**GIVEN TASK**. Each of the entries should be retyped precisely as it appears.
— start of RECORDS SUPPLIED —
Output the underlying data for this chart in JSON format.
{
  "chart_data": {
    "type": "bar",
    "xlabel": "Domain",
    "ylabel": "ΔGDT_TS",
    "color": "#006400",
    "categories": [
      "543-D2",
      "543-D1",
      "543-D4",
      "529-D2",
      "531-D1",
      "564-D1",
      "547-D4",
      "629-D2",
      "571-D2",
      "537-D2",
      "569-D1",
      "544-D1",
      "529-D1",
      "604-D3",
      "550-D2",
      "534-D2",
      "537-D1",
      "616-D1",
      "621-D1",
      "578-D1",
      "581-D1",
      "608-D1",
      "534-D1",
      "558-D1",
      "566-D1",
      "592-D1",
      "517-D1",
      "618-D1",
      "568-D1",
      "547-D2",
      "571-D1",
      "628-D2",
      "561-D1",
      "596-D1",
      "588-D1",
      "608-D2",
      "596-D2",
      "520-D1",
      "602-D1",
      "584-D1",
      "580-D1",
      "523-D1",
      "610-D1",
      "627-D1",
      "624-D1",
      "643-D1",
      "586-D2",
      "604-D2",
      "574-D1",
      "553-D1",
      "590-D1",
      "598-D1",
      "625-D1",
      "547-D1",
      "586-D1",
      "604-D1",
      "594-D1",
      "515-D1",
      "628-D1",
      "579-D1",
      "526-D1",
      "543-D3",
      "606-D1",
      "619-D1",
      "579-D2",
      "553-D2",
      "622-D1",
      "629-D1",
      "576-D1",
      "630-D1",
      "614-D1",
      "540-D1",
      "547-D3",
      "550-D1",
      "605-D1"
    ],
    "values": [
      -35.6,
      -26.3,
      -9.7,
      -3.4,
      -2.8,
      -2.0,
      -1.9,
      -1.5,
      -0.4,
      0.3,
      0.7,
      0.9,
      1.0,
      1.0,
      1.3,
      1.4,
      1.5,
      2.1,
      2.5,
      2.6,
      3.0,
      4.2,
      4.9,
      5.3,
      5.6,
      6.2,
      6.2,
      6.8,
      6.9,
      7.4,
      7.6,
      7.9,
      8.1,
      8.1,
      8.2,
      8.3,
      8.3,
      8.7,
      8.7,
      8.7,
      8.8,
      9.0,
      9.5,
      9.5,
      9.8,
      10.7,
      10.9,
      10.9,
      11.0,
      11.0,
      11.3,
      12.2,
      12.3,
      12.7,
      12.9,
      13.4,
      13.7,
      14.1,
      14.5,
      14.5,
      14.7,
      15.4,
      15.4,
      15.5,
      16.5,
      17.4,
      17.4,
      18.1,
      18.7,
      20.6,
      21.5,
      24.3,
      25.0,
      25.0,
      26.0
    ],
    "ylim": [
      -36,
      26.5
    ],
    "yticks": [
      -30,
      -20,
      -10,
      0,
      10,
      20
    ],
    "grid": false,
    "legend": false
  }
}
— end of RECORDS SUPPLIED —
**EXERCISE OUTPUT**.
Output the underlying data for this chart in JSON format.
{
  "chart_data": {
    "type": "bar",
    "xlabel": "Domain",
    "ylabel": "ΔGDT_TS",
    "color": "#006400",
    "categories": [
      "543-D2",
      "543-D1",
      "543-D4",
      "529-D2",
      "531-D1",
      "564-D1",
      "547-D4",
      "629-D2",
      "571-D2",
      "537-D2",
      "569-D1",
      "544-D1",
      "529-D1",
      "604-D3",
      "550-D2",
      "534-D2",
      "537-D1",
      "616-D1",
      "621-D1",
      "578-D1",
      "581-D1",
      "608-D1",
      "534-D1",
      "558-D1",
      "566-D1",
      "592-D1",
      "517-D1",
      "618-D1",
      "568-D1",
      "547-D2",
      "571-D1",
      "628-D2",
      "561-D1",
      "596-D1",
      "588-D1",
      "608-D2",
      "596-D2",
      "520-D1",
      "602-D1",
      "584-D1",
      "580-D1",
      "523-D1",
      "610-D1",
      "627-D1",
      "624-D1",
      "643-D1",
      "586-D2",
      "604-D2",
      "574-D1",
      "553-D1",
      "590-D1",
      "598-D1",
      "625-D1",
      "547-D1",
      "586-D1",
      "604-D1",
      "594-D1",
      "515-D1",
      "628-D1",
      "579-D1",
      "526-D1",
      "543-D3",
      "606-D1",
      "619-D1",
      "579-D2",
      "553-D2",
      "622-D1",
      "629-D1",
      "576-D1",
      "630-D1",
      "614-D1",
      "540-D1",
      "547-D3",
      "550-D1",
      "605-D1"
    ],
    "values": [
      -35.6,
      -26.3,
      -9.7,
      -3.4,
      -2.8,
      -2.0,
      -1.9,
      -1.5,
      -0.4,
      0.3,
      0.7,
      0.9,
      1.0,
      1.0,
      1.3,
      1.4,
      1.5,
      2.1,
      2.5,
      2.6,
      3.0,
      4.2,
      4.9,
      5.3,
      5.6,
      6.2,
      6.2,
      6.8,
      6.9,
      7.4,
      7.6,
      7.9,
      8.1,
      8.1,
      8.2,
      8.3,
      8.3,
      8.7,
      8.7,
      8.7,
      8.8,
      9.0,
      9.5,
      9.5,
      9.8,
      10.7,
      10.9,
      10.9,
      11.0,
      11.0,
      11.3,
      12.2,
      12.3,
      12.7,
      12.9,
      13.4,
      13.7,
      14.1,
      14.5,
      14.5,
      14.7,
      15.4,
      15.4,
      15.5,
      16.5,
      17.4,
      17.4,
      18.1,
      18.7,
      20.6,
      21.5,
      24.3,
      25.0,
      25.0,
      26.0
    ],
    "ylim": [
      -36,
      26.5
    ],
    "yticks": [
      -30,
      -20,
      -10,
      0,
      10,
      20
    ],
    "grid": false,
    "legend": false
  }
}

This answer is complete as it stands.